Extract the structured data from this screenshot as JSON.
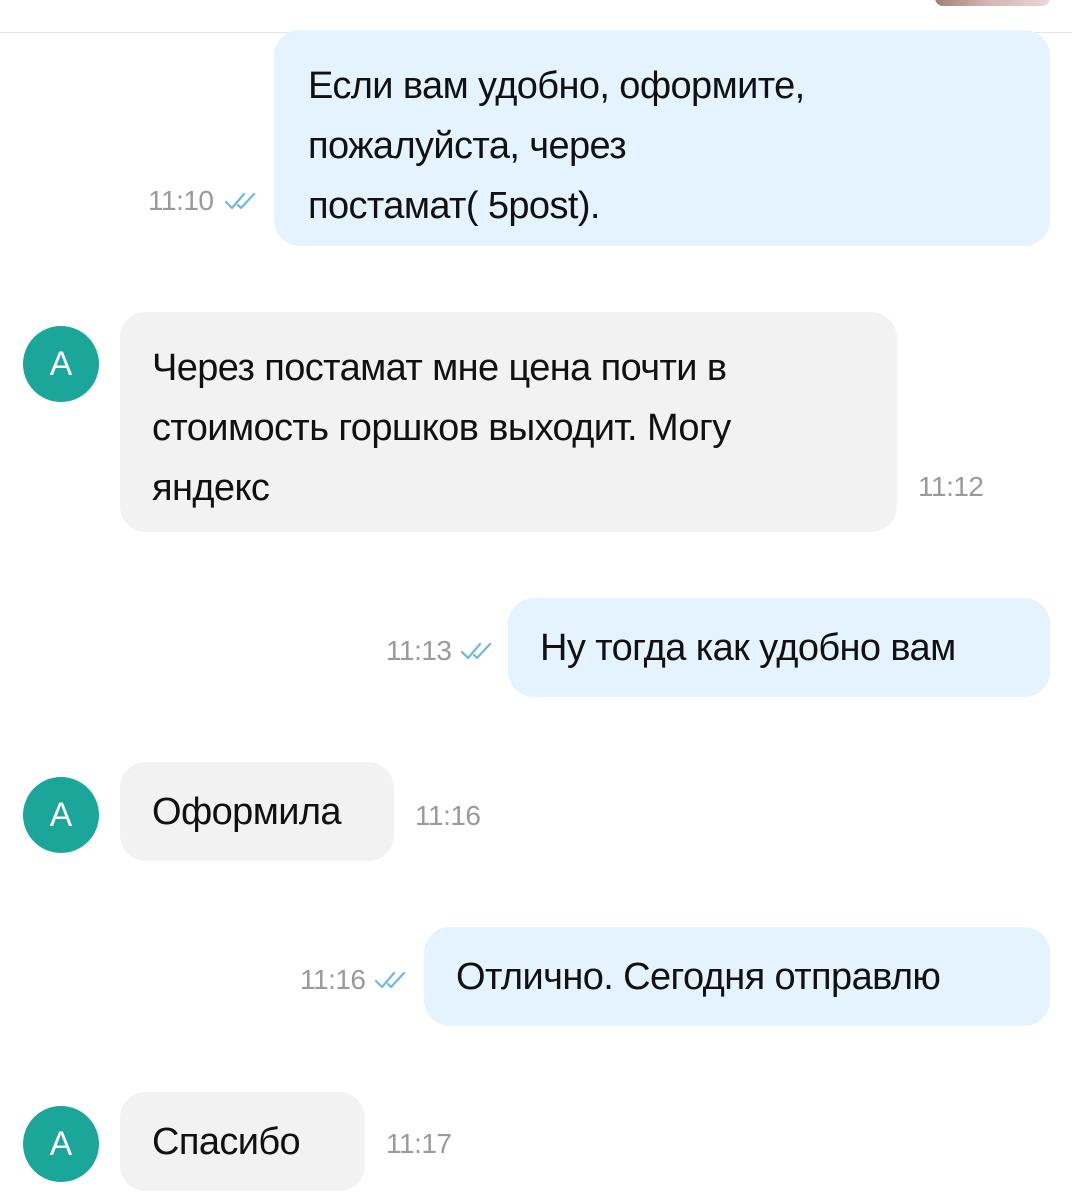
{
  "messages": [
    {
      "from": "me",
      "text": "Если вам удобно, оформите,\nпожалуйста, через\nпостамат( 5post).",
      "time": "11:10",
      "read": true
    },
    {
      "from": "contact",
      "text": "Через постамат мне цена почти в\nстоимость горшков выходит. Могу\nяндекс",
      "time": "11:12"
    },
    {
      "from": "me",
      "text": "Ну тогда как удобно вам",
      "time": "11:13",
      "read": true
    },
    {
      "from": "contact",
      "text": "Оформила",
      "time": "11:16"
    },
    {
      "from": "me",
      "text": "Отлично. Сегодня отправлю",
      "time": "11:16",
      "read": true
    },
    {
      "from": "contact",
      "text": "Спасибо",
      "time": "11:17"
    }
  ],
  "contact": {
    "avatar_letter": "А",
    "avatar_color": "#1ba69a"
  },
  "colors": {
    "outgoing_bubble": "#e4f3fd",
    "incoming_bubble": "#f2f2f2",
    "read_check": "#6fb8e6",
    "timestamp": "#9a9a9a"
  },
  "icons": {
    "read_receipt": "double-check-icon"
  }
}
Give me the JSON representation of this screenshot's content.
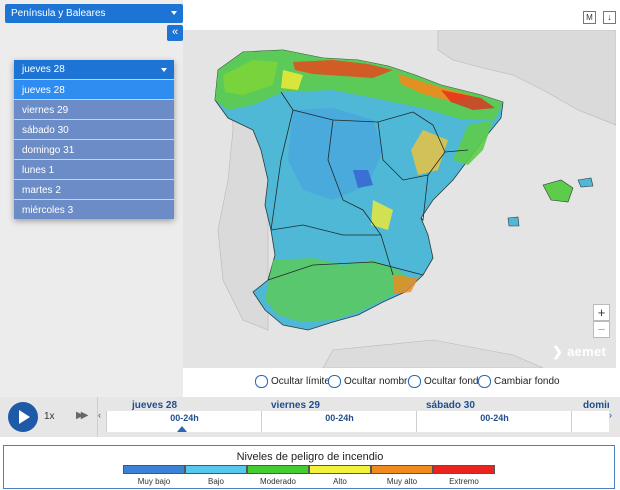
{
  "region_select": {
    "value": "Península y Baleares"
  },
  "collapse_button": "«",
  "day_dropdown": {
    "selected": "jueves 28",
    "options": [
      "jueves 28",
      "viernes 29",
      "sábado 30",
      "domingo 31",
      "lunes 1",
      "martes 2",
      "miércoles 3"
    ],
    "active_index": 0
  },
  "map": {
    "toolbar_m": "M",
    "toolbar_download": "↓",
    "zoom_in": "+",
    "zoom_out": "−",
    "logo": "aemet"
  },
  "toggles": [
    "Ocultar límites",
    "Ocultar nombres",
    "Ocultar fondo",
    "Cambiar fondo"
  ],
  "timeline": {
    "speed": "1x",
    "days": [
      {
        "name": "jueves 28",
        "slot": "00-24h"
      },
      {
        "name": "viernes 29",
        "slot": "00-24h"
      },
      {
        "name": "sábado 30",
        "slot": "00-24h"
      },
      {
        "name": "domin",
        "slot": ""
      }
    ]
  },
  "legend": {
    "title": "Niveles de peligro de incendio",
    "levels": [
      {
        "label": "Muy bajo",
        "color": "#3a82d4"
      },
      {
        "label": "Bajo",
        "color": "#55c8ee"
      },
      {
        "label": "Moderado",
        "color": "#44cc33"
      },
      {
        "label": "Alto",
        "color": "#f2f23a"
      },
      {
        "label": "Muy alto",
        "color": "#f08a1c"
      },
      {
        "label": "Extremo",
        "color": "#e8241c"
      }
    ]
  }
}
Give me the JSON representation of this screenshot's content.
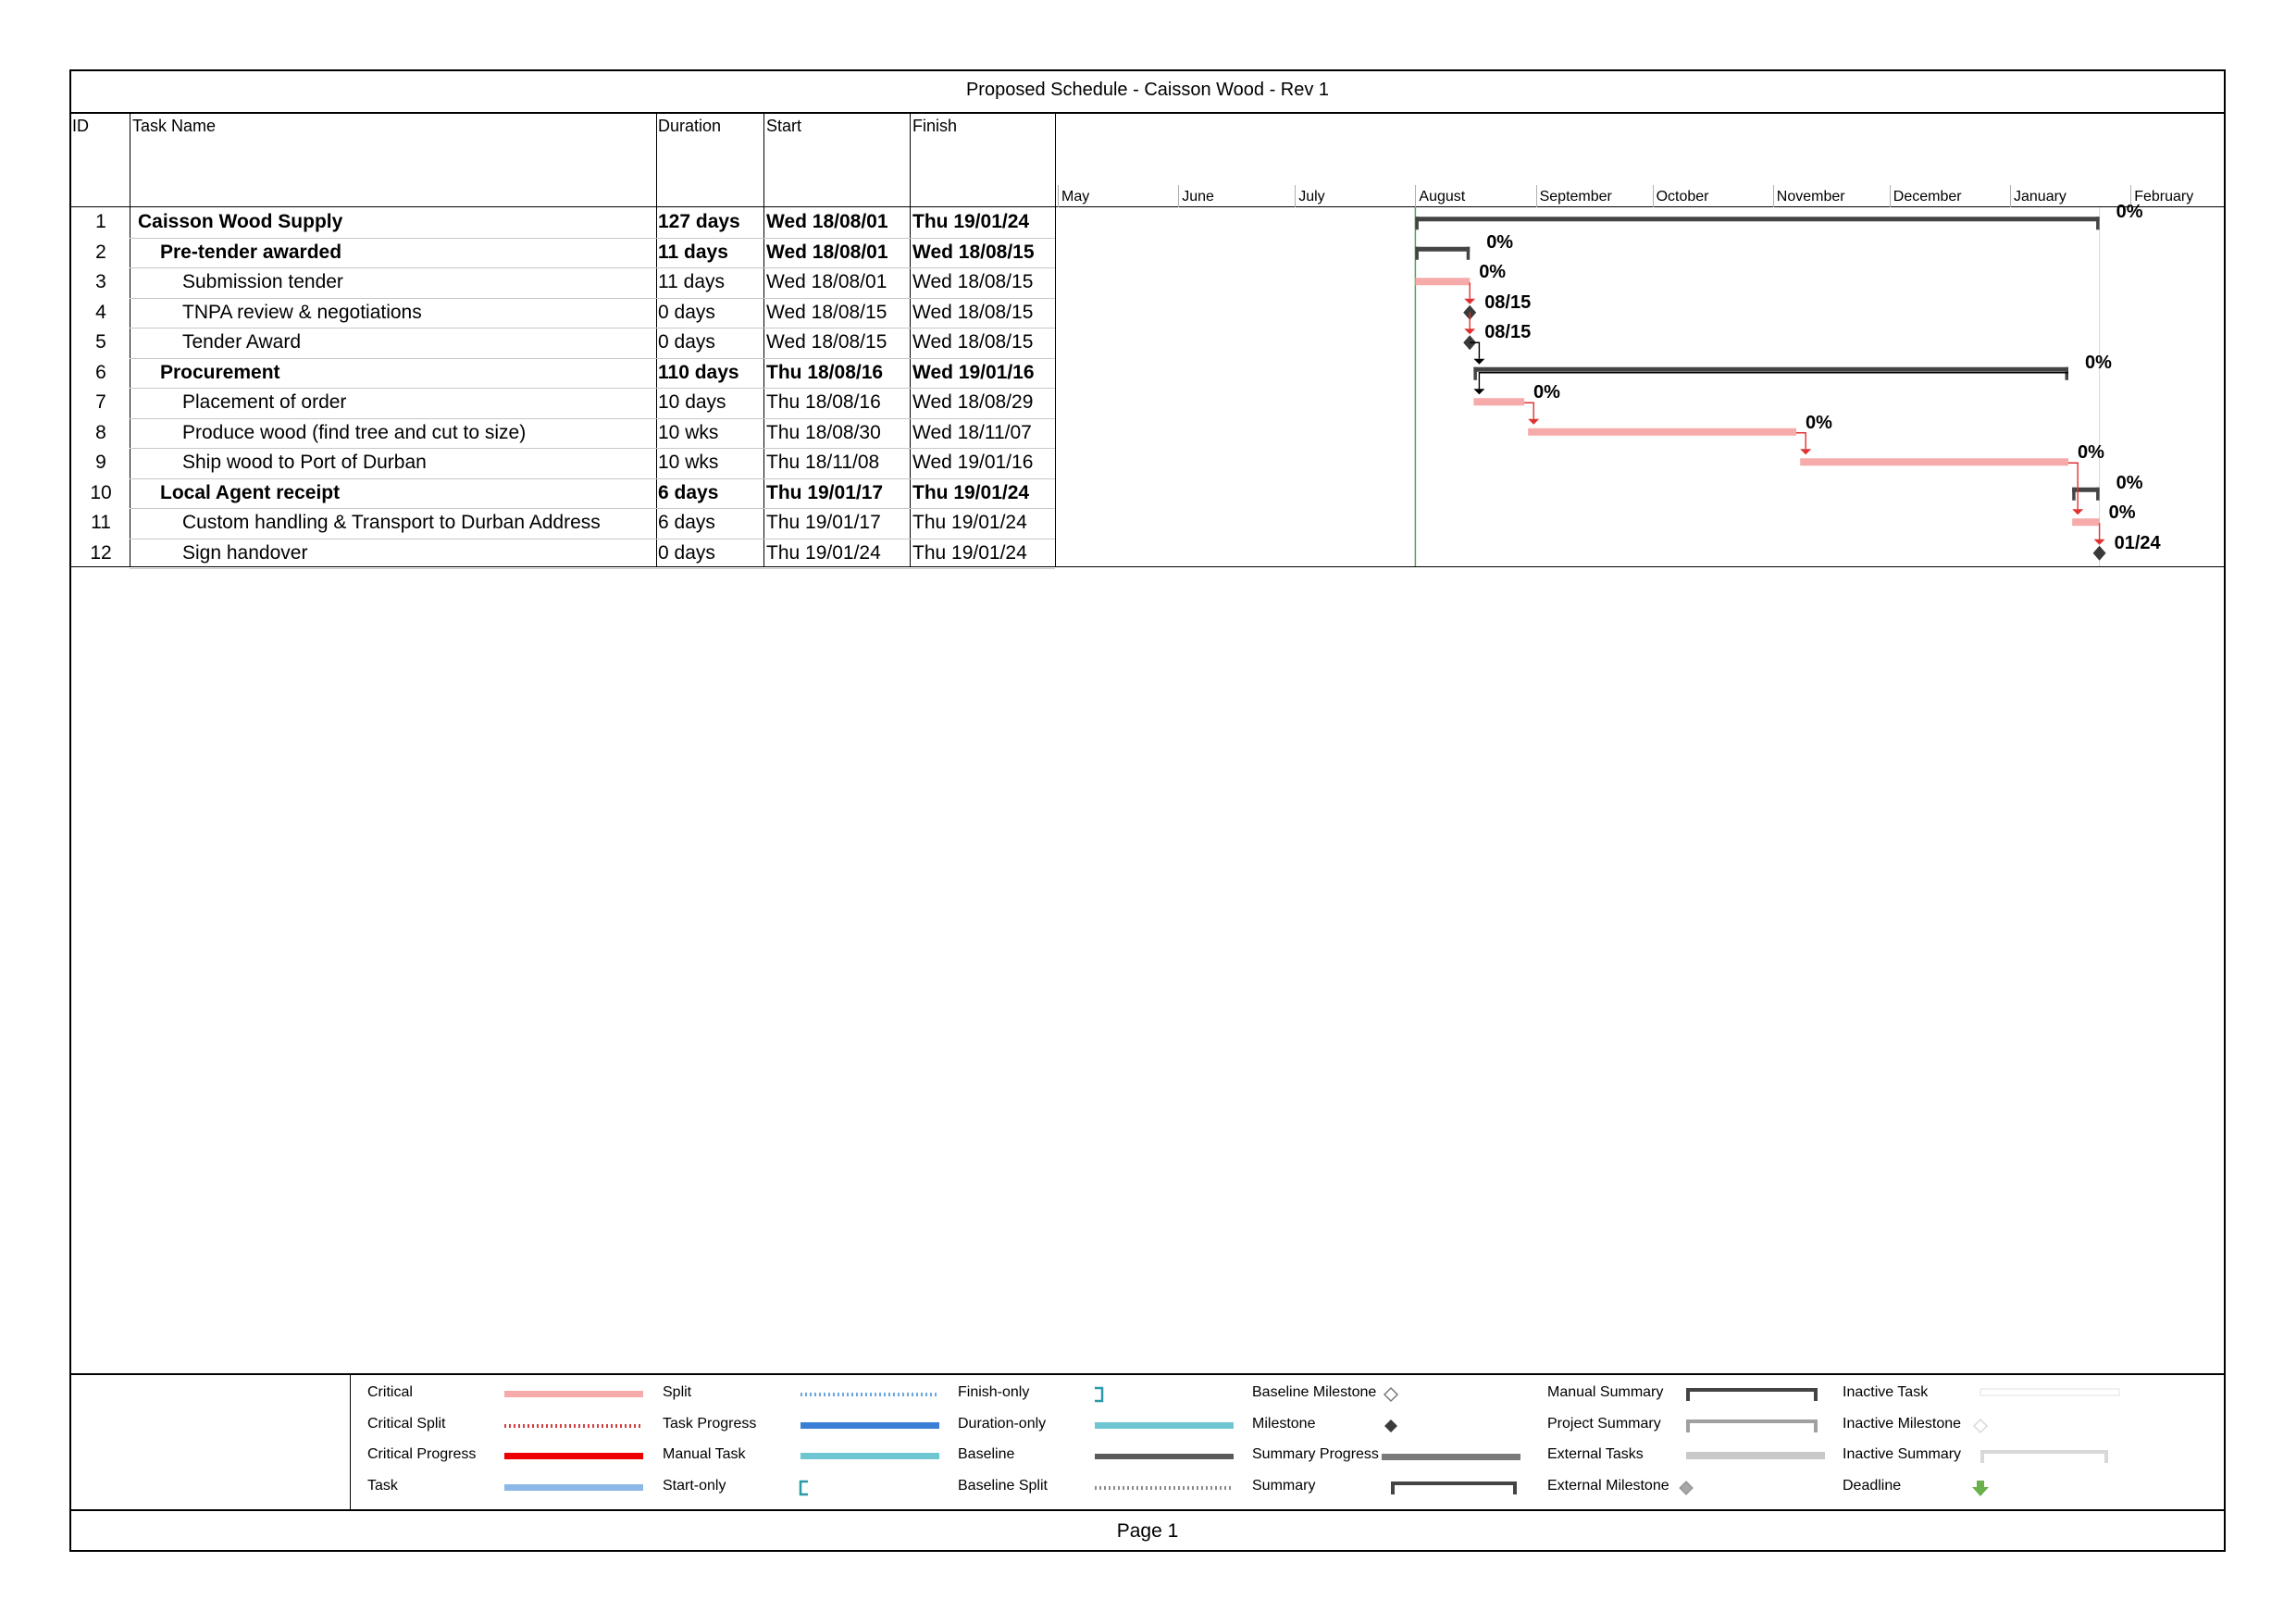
{
  "header": {
    "title": "Proposed Schedule - Caisson Wood - Rev 1"
  },
  "columns": {
    "id": "ID",
    "task_name": "Task Name",
    "duration": "Duration",
    "start": "Start",
    "finish": "Finish"
  },
  "timescale": {
    "months": [
      "May",
      "June",
      "July",
      "August",
      "September",
      "October",
      "November",
      "December",
      "January",
      "February"
    ]
  },
  "tasks": [
    {
      "id": "1",
      "name": "Caisson Wood Supply",
      "duration": "127 days",
      "start": "Wed 18/08/01",
      "finish": "Thu 19/01/24",
      "level": 0,
      "bold": true,
      "type": "summary",
      "label": "0%"
    },
    {
      "id": "2",
      "name": "Pre-tender awarded",
      "duration": "11 days",
      "start": "Wed 18/08/01",
      "finish": "Wed 18/08/15",
      "level": 1,
      "bold": true,
      "type": "summary",
      "label": "0%"
    },
    {
      "id": "3",
      "name": "Submission tender",
      "duration": "11 days",
      "start": "Wed 18/08/01",
      "finish": "Wed 18/08/15",
      "level": 2,
      "bold": false,
      "type": "critical",
      "label": "0%"
    },
    {
      "id": "4",
      "name": "TNPA review & negotiations",
      "duration": "0 days",
      "start": "Wed 18/08/15",
      "finish": "Wed 18/08/15",
      "level": 2,
      "bold": false,
      "type": "milestone",
      "label": "08/15"
    },
    {
      "id": "5",
      "name": "Tender Award",
      "duration": "0 days",
      "start": "Wed 18/08/15",
      "finish": "Wed 18/08/15",
      "level": 2,
      "bold": false,
      "type": "milestone",
      "label": "08/15"
    },
    {
      "id": "6",
      "name": "Procurement",
      "duration": "110 days",
      "start": "Thu 18/08/16",
      "finish": "Wed 19/01/16",
      "level": 1,
      "bold": true,
      "type": "summary",
      "label": "0%"
    },
    {
      "id": "7",
      "name": "Placement of order",
      "duration": "10 days",
      "start": "Thu 18/08/16",
      "finish": "Wed 18/08/29",
      "level": 2,
      "bold": false,
      "type": "critical",
      "label": "0%"
    },
    {
      "id": "8",
      "name": "Produce wood (find tree and cut to size)",
      "duration": "10 wks",
      "start": "Thu 18/08/30",
      "finish": "Wed 18/11/07",
      "level": 2,
      "bold": false,
      "type": "critical",
      "label": "0%"
    },
    {
      "id": "9",
      "name": "Ship wood to Port of Durban",
      "duration": "10 wks",
      "start": "Thu 18/11/08",
      "finish": "Wed 19/01/16",
      "level": 2,
      "bold": false,
      "type": "critical",
      "label": "0%"
    },
    {
      "id": "10",
      "name": "Local Agent receipt",
      "duration": "6 days",
      "start": "Thu 19/01/17",
      "finish": "Thu 19/01/24",
      "level": 1,
      "bold": true,
      "type": "summary",
      "label": "0%"
    },
    {
      "id": "11",
      "name": "Custom handling & Transport to Durban Address",
      "duration": "6 days",
      "start": "Thu 19/01/17",
      "finish": "Thu 19/01/24",
      "level": 2,
      "bold": false,
      "type": "critical",
      "label": "0%"
    },
    {
      "id": "12",
      "name": "Sign handover",
      "duration": "0 days",
      "start": "Thu 19/01/24",
      "finish": "Thu 19/01/24",
      "level": 2,
      "bold": false,
      "type": "milestone",
      "label": "01/24"
    }
  ],
  "chart_data": {
    "type": "gantt",
    "title": "Proposed Schedule - Caisson Wood - Rev 1",
    "x_axis": {
      "type": "date",
      "range": [
        "2018-05-01",
        "2019-02-28"
      ],
      "months": [
        "May",
        "June",
        "July",
        "August",
        "September",
        "October",
        "November",
        "December",
        "January",
        "February"
      ]
    },
    "project_start_line": "2018-08-01",
    "bars": [
      {
        "id": 1,
        "type": "summary",
        "start": "2018-08-01",
        "end": "2019-01-24",
        "label": "0%"
      },
      {
        "id": 2,
        "type": "summary",
        "start": "2018-08-01",
        "end": "2018-08-15",
        "label": "0%"
      },
      {
        "id": 3,
        "type": "critical",
        "start": "2018-08-01",
        "end": "2018-08-15",
        "label": "0%"
      },
      {
        "id": 4,
        "type": "milestone",
        "date": "2018-08-15",
        "label": "08/15"
      },
      {
        "id": 5,
        "type": "milestone",
        "date": "2018-08-15",
        "label": "08/15"
      },
      {
        "id": 6,
        "type": "summary",
        "start": "2018-08-16",
        "end": "2019-01-16",
        "label": "0%"
      },
      {
        "id": 7,
        "type": "critical",
        "start": "2018-08-16",
        "end": "2018-08-29",
        "label": "0%"
      },
      {
        "id": 8,
        "type": "critical",
        "start": "2018-08-30",
        "end": "2018-11-07",
        "label": "0%"
      },
      {
        "id": 9,
        "type": "critical",
        "start": "2018-11-08",
        "end": "2019-01-16",
        "label": "0%"
      },
      {
        "id": 10,
        "type": "summary",
        "start": "2019-01-17",
        "end": "2019-01-24",
        "label": "0%"
      },
      {
        "id": 11,
        "type": "critical",
        "start": "2019-01-17",
        "end": "2019-01-24",
        "label": "0%"
      },
      {
        "id": 12,
        "type": "milestone",
        "date": "2019-01-24",
        "label": "01/24"
      }
    ],
    "links": [
      [
        3,
        4
      ],
      [
        4,
        5
      ],
      [
        5,
        6
      ],
      [
        6,
        7
      ],
      [
        7,
        8
      ],
      [
        8,
        9
      ],
      [
        9,
        11
      ],
      [
        11,
        12
      ]
    ]
  },
  "legend": {
    "items": [
      {
        "label": "Critical",
        "swatch": "critical"
      },
      {
        "label": "Critical Split",
        "swatch": "critical-split"
      },
      {
        "label": "Critical Progress",
        "swatch": "critical-progress"
      },
      {
        "label": "Task",
        "swatch": "task"
      },
      {
        "label": "Split",
        "swatch": "split"
      },
      {
        "label": "Task Progress",
        "swatch": "task-progress"
      },
      {
        "label": "Manual Task",
        "swatch": "manual-task"
      },
      {
        "label": "Start-only",
        "swatch": "start-only"
      },
      {
        "label": "Finish-only",
        "swatch": "finish-only"
      },
      {
        "label": "Duration-only",
        "swatch": "duration-only"
      },
      {
        "label": "Baseline",
        "swatch": "baseline"
      },
      {
        "label": "Baseline Split",
        "swatch": "baseline-split"
      },
      {
        "label": "Baseline Milestone",
        "swatch": "baseline-milestone"
      },
      {
        "label": "Milestone",
        "swatch": "milestone"
      },
      {
        "label": "Summary Progress",
        "swatch": "summary-progress"
      },
      {
        "label": "Summary",
        "swatch": "summary"
      },
      {
        "label": "Manual Summary",
        "swatch": "manual-summary"
      },
      {
        "label": "Project Summary",
        "swatch": "project-summary"
      },
      {
        "label": "External Tasks",
        "swatch": "external-tasks"
      },
      {
        "label": "External Milestone",
        "swatch": "external-milestone"
      },
      {
        "label": "Inactive Task",
        "swatch": "inactive-task"
      },
      {
        "label": "Inactive Milestone",
        "swatch": "inactive-milestone"
      },
      {
        "label": "Inactive Summary",
        "swatch": "inactive-summary"
      },
      {
        "label": "Deadline",
        "swatch": "deadline"
      }
    ]
  },
  "colors": {
    "critical": "#f7aaaa",
    "critical_progress": "#ee0000",
    "task": "#8cb8e8",
    "task_progress": "#3a7fd5",
    "manual_task": "#6ec6d0",
    "summary": "#444444",
    "link_red": "#e03030",
    "project_line": "#5aa05a",
    "deadline": "#6ab04c"
  },
  "footer": {
    "page": "Page 1"
  }
}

------------------------

Search the data above for the string "Durban" and copy each line that has it.

      "name": "Ship wood to Port of Durban",
      "name": "Custom handling & Transport to Durban Address",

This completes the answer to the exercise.